Below is a block of records; reproduce all of them exactly and leave out any pictures.

★ ★ ★ ★

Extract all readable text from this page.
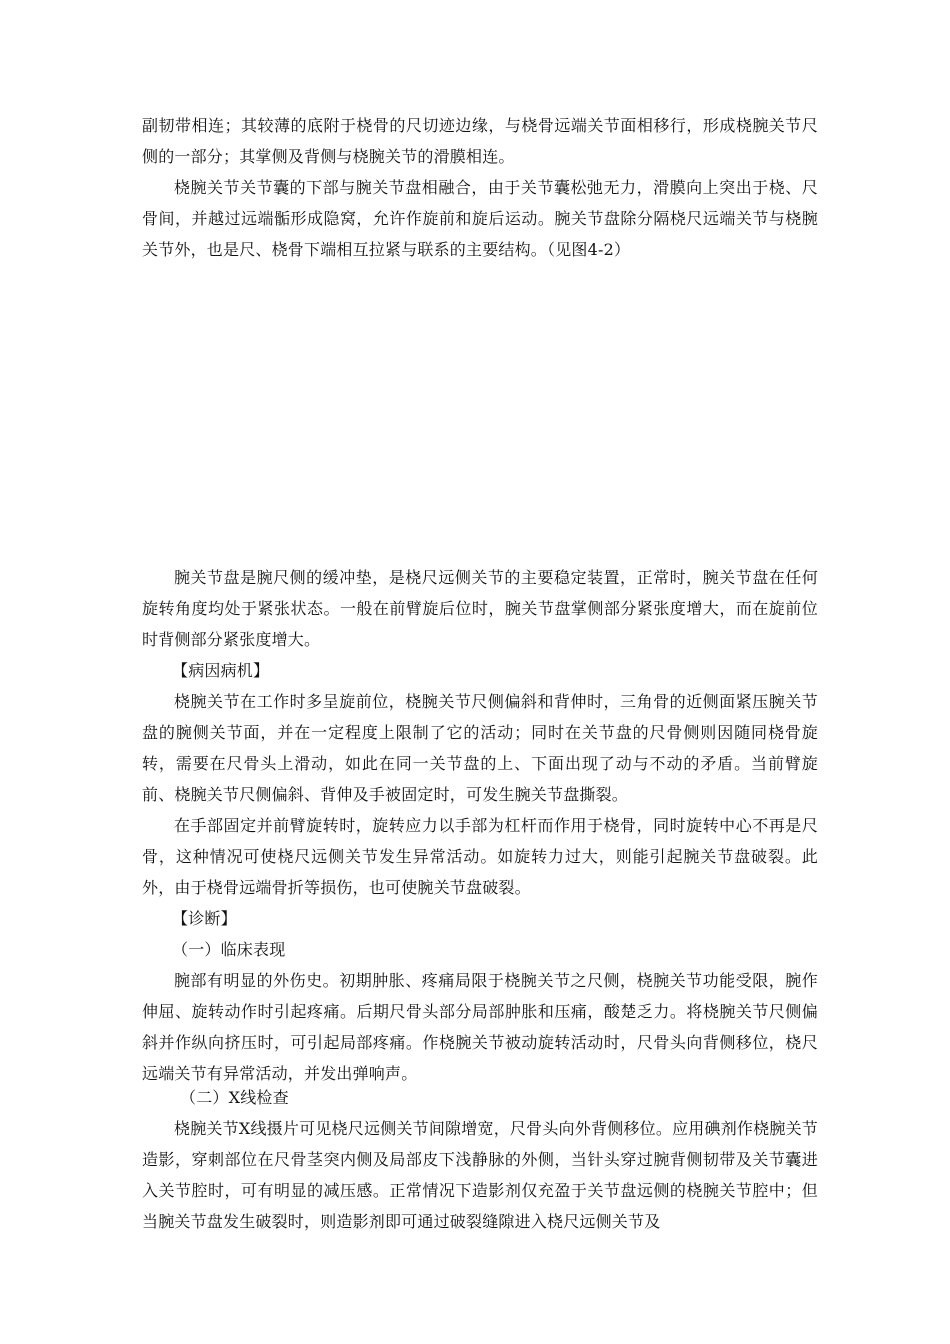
副韧带相连；其较薄的底附于桡骨的尺切迹边缘，与桡骨远端关节面相移行，形成桡腕关节尺侧的一部分；其掌侧及背侧与桡腕关节的滑膜相连。

桡腕关节关节囊的下部与腕关节盘相融合，由于关节囊松弛无力，滑膜向上突出于桡、尺骨间，并越过远端骺形成隐窝，允许作旋前和旋后运动。腕关节盘除分隔桡尺远端关节与桡腕关节外，也是尺、桡骨下端相互拉紧与联系的主要结构。（见图4-2）

腕关节盘是腕尺侧的缓冲垫，是桡尺远侧关节的主要稳定装置，正常时，腕关节盘在任何旋转角度均处于紧张状态。一般在前臂旋后位时，腕关节盘掌侧部分紧张度增大，而在旋前位时背侧部分紧张度增大。

【病因病机】

桡腕关节在工作时多呈旋前位，桡腕关节尺侧偏斜和背伸时，三角骨的近侧面紧压腕关节盘的腕侧关节面，并在一定程度上限制了它的活动；同时在关节盘的尺骨侧则因随同桡骨旋转，需要在尺骨头上滑动，如此在同一关节盘的上、下面出现了动与不动的矛盾。当前臂旋前、桡腕关节尺侧偏斜、背伸及手被固定时，可发生腕关节盘撕裂。

在手部固定并前臂旋转时，旋转应力以手部为杠杆而作用于桡骨，同时旋转中心不再是尺骨，这种情况可使桡尺远侧关节发生异常活动。如旋转力过大，则能引起腕关节盘破裂。此外，由于桡骨远端骨折等损伤，也可使腕关节盘破裂。

【诊断】

（一）临床表现

腕部有明显的外伤史。初期肿胀、疼痛局限于桡腕关节之尺侧，桡腕关节功能受限，腕作伸屈、旋转动作时引起疼痛。后期尺骨头部分局部肿胀和压痛，酸楚乏力。将桡腕关节尺侧偏斜并作纵向挤压时，可引起局部疼痛。作桡腕关节被动旋转活动时，尺骨头向背侧移位，桡尺远端关节有异常活动，并发出弹响声。

（二）X线检查

桡腕关节X线摄片可见桡尺远侧关节间隙增宽，尺骨头向外背侧移位。应用碘剂作桡腕关节造影，穿刺部位在尺骨茎突内侧及局部皮下浅静脉的外侧，当针头穿过腕背侧韧带及关节囊进入关节腔时，可有明显的减压感。正常情况下造影剂仅充盈于关节盘远侧的桡腕关节腔中；但当腕关节盘发生破裂时，则造影剂即可通过破裂缝隙进入桡尺远侧关节及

★ ★ ★ ★

• [COMPLETED EXERCISE]:
Extract all readable text from this page.
副韧带相连；其较薄的底附于桡骨的尺切迹边缘，与桡骨远端关节面相移行，形成桡腕关节尺侧的一部分；其掌侧及背侧与桡腕关节的滑膜相连。

桡腕关节关节囊的下部与腕关节盘相融合，由于关节囊松弛无力，滑膜向上突出于桡、尺骨间，并越过远端骺形成隐窝，允许作旋前和旋后运动。腕关节盘除分隔桡尺远端关节与桡腕关节外，也是尺、桡骨下端相互拉紧与联系的主要结构。（见图4-2）

腕关节盘是腕尺侧的缓冲垫，是桡尺远侧关节的主要稳定装置，正常时，腕关节盘在任何旋转角度均处于紧张状态。一般在前臂旋后位时，腕关节盘掌侧部分紧张度增大，而在旋前位时背侧部分紧张度增大。

【病因病机】

桡腕关节在工作时多呈旋前位，桡腕关节尺侧偏斜和背伸时，三角骨的近侧面紧压腕关节盘的腕侧关节面，并在一定程度上限制了它的活动；同时在关节盘的尺骨侧则因随同桡骨旋转，需要在尺骨头上滑动，如此在同一关节盘的上、下面出现了动与不动的矛盾。当前臂旋前、桡腕关节尺侧偏斜、背伸及手被固定时，可发生腕关节盘撕裂。

在手部固定并前臂旋转时，旋转应力以手部为杠杆而作用于桡骨，同时旋转中心不再是尺骨，这种情况可使桡尺远侧关节发生异常活动。如旋转力过大，则能引起腕关节盘破裂。此外，由于桡骨远端骨折等损伤，也可使腕关节盘破裂。

【诊断】

（一）临床表现

腕部有明显的外伤史。初期肿胀、疼痛局限于桡腕关节之尺侧，桡腕关节功能受限，腕作伸屈、旋转动作时引起疼痛。后期尺骨头部分局部肿胀和压痛，酸楚乏力。将桡腕关节尺侧偏斜并作纵向挤压时，可引起局部疼痛。作桡腕关节被动旋转活动时，尺骨头向背侧移位，桡尺远端关节有异常活动，并发出弹响声。

（二）X线检查

桡腕关节X线摄片可见桡尺远侧关节间隙增宽，尺骨头向外背侧移位。应用碘剂作桡腕关节造影，穿刺部位在尺骨茎突内侧及局部皮下浅静脉的外侧，当针头穿过腕背侧韧带及关节囊进入关节腔时，可有明显的减压感。正常情况下造影剂仅充盈于关节盘远侧的桡腕关节腔中；但当腕关节盘发生破裂时，则造影剂即可通过破裂缝隙进入桡尺远侧关节及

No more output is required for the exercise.